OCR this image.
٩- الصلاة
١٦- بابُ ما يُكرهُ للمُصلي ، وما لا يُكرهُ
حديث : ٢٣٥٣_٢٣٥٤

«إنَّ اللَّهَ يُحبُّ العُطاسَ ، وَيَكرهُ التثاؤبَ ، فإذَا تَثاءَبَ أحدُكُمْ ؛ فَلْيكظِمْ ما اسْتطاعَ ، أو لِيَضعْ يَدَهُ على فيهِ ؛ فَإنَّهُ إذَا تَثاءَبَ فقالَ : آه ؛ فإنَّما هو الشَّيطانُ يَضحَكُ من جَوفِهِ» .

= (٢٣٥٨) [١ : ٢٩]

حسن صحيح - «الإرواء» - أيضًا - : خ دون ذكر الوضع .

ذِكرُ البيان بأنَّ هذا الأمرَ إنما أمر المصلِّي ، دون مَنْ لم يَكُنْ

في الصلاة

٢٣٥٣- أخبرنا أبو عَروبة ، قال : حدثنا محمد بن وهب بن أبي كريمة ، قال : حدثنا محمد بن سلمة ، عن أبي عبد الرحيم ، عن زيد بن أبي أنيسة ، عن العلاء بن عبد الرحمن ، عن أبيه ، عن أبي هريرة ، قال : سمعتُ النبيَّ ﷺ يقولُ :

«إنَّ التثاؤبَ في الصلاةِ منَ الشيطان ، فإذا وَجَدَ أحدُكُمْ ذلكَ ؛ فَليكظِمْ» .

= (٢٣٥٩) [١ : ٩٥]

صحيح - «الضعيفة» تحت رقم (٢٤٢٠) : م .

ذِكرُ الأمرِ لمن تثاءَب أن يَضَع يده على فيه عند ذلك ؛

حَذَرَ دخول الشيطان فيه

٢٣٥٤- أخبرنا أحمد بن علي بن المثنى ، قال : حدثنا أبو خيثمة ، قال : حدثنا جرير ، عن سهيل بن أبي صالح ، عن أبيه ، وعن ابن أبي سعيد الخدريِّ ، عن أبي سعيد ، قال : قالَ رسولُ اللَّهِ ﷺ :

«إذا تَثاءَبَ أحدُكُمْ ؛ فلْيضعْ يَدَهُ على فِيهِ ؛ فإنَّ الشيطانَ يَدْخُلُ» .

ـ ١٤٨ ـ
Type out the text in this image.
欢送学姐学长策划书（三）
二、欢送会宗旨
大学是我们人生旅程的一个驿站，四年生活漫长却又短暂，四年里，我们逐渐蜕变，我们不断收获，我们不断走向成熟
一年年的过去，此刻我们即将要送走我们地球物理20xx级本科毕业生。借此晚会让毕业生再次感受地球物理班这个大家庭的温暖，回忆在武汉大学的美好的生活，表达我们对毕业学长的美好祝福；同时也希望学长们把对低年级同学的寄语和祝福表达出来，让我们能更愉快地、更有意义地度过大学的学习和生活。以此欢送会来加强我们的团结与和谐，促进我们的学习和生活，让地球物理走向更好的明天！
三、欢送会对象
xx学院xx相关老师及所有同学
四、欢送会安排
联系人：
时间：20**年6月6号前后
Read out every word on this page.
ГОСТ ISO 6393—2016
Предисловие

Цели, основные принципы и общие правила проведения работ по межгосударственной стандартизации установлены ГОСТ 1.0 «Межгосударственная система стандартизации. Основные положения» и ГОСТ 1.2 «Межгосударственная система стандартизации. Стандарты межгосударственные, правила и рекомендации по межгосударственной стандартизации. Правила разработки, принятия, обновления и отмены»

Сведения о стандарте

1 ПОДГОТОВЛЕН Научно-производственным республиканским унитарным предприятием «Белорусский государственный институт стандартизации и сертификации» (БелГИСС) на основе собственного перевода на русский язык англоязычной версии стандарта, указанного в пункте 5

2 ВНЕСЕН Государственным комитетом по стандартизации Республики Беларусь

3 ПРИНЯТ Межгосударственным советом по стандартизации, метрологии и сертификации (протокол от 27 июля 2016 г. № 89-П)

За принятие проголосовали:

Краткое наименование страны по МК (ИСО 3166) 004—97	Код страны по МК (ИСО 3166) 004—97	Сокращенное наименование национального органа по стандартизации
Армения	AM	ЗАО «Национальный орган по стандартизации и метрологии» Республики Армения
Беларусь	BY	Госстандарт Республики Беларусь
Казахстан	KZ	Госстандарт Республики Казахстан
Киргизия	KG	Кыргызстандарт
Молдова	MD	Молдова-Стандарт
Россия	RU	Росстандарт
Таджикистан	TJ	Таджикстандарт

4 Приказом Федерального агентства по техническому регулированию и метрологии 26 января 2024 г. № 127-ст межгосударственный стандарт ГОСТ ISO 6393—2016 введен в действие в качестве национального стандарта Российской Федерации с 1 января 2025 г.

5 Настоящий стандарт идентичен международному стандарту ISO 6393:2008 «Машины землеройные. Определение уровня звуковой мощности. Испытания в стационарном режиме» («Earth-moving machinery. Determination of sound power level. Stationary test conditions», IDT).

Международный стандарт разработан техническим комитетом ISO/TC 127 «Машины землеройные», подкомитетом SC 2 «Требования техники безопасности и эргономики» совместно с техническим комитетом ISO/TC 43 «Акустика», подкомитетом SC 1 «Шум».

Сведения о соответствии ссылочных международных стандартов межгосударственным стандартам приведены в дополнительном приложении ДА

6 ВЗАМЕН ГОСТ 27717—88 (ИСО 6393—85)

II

══════════

**Task to carry out:** Which lines hold the string "أخبرنا"? Copy all of them from the data above.

**Exercise response:**
٢٣٥٣- أخبرنا أبو عَروبة ، قال : حدثنا محمد بن وهب بن أبي كريمة ، قال : حدثنا محمد بن سلمة ، عن أبي عبد الرحيم ، عن زيد بن أبي أنيسة ، عن العلاء بن عبد الرحمن ، عن أبيه ، عن أبي هريرة ، قال : سمعتُ النبيَّ ﷺ يقولُ :
٢٣٥٤- أخبرنا أحمد بن علي بن المثنى ، قال : حدثنا أبو خيثمة ، قال : حدثنا جرير ، عن سهيل بن أبي صالح ، عن أبيه ، وعن ابن أبي سعيد الخدريِّ ، عن أبي سعيد ، قال : قالَ رسولُ اللَّهِ ﷺ :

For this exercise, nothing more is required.